- [Problem to solve]: Count every line below in which "Sound" occurs, then give only the count.

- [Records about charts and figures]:
******************************

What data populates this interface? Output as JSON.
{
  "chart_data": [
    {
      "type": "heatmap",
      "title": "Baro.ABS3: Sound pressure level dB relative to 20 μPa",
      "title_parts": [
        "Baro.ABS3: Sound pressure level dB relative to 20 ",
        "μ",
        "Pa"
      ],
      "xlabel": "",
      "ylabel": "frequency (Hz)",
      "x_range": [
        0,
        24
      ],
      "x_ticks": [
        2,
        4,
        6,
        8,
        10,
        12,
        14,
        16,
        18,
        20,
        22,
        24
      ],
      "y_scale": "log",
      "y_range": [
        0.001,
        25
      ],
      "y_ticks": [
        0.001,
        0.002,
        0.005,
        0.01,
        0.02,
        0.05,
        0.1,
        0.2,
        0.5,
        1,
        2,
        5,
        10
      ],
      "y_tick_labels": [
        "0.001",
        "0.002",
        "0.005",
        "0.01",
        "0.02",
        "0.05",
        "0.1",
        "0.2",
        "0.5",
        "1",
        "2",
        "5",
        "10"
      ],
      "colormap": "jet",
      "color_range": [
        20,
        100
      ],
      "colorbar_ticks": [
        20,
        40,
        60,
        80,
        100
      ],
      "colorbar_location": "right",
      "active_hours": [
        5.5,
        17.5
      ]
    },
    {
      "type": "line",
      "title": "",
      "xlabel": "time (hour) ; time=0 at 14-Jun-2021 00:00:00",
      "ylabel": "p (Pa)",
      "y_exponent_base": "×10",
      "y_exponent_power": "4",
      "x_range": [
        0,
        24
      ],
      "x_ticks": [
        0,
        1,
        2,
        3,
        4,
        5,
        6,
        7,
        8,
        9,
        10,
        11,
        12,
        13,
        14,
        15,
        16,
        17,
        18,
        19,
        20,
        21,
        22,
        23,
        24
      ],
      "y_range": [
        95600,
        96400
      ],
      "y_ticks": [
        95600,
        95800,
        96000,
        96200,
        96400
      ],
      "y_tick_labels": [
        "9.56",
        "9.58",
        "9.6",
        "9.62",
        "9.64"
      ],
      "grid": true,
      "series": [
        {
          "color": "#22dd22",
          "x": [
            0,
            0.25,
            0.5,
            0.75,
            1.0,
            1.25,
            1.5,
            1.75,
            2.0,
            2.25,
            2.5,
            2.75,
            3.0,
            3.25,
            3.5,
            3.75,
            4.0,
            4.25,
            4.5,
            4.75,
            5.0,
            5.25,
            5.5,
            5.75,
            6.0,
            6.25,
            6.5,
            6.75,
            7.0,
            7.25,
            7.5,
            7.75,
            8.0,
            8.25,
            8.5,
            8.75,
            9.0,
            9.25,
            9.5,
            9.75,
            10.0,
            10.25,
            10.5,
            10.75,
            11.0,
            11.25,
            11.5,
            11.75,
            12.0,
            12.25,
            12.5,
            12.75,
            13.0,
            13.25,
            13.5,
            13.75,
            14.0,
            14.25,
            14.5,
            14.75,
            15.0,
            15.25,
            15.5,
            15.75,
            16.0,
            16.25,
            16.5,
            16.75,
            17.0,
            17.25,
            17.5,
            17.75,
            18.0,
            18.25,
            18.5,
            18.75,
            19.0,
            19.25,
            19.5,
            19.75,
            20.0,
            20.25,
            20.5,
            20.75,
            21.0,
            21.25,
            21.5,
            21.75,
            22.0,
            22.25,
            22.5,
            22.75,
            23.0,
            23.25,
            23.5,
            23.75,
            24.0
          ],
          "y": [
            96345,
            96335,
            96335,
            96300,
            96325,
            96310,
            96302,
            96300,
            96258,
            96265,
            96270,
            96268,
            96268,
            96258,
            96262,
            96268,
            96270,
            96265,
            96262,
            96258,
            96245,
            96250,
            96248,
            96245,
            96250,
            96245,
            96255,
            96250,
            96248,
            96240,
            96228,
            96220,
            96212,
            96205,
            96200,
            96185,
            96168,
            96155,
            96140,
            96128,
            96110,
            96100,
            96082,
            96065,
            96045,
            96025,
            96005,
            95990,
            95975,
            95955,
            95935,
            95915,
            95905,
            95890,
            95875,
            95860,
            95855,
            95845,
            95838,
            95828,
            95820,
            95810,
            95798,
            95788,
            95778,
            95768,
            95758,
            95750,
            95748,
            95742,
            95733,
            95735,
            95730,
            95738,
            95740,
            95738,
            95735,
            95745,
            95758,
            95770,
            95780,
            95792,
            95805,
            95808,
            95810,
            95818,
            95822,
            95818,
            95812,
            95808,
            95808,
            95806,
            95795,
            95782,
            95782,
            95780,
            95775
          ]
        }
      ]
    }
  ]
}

******************************

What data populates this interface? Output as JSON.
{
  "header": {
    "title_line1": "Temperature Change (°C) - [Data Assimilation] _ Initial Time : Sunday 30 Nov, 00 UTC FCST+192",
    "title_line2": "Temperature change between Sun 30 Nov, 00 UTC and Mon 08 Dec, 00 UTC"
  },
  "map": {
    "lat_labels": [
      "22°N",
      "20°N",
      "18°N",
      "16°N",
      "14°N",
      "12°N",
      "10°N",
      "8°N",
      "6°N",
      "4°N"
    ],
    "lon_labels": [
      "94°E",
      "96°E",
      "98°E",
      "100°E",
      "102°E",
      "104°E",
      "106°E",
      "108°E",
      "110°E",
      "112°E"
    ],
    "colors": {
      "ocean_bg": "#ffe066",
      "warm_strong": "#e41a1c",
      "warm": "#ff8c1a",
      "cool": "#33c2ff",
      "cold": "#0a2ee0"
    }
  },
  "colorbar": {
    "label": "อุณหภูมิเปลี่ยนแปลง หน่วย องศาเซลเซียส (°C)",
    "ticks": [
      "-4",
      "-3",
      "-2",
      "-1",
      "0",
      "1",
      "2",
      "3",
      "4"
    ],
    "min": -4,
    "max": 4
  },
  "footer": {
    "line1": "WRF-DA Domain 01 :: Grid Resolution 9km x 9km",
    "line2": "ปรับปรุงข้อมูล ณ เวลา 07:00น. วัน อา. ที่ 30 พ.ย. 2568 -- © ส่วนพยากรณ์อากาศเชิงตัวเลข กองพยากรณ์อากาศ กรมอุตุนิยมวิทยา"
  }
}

******************************

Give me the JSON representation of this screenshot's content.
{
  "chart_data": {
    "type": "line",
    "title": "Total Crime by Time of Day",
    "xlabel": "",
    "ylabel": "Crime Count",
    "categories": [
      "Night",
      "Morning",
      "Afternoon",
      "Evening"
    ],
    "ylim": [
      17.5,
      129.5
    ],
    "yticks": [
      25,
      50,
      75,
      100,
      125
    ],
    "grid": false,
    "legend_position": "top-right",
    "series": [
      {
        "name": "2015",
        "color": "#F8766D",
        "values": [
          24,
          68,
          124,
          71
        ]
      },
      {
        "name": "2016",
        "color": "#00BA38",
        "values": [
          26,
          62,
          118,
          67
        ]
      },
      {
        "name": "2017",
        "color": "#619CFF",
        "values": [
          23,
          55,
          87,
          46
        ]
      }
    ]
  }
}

******************************

- [Written response]: 2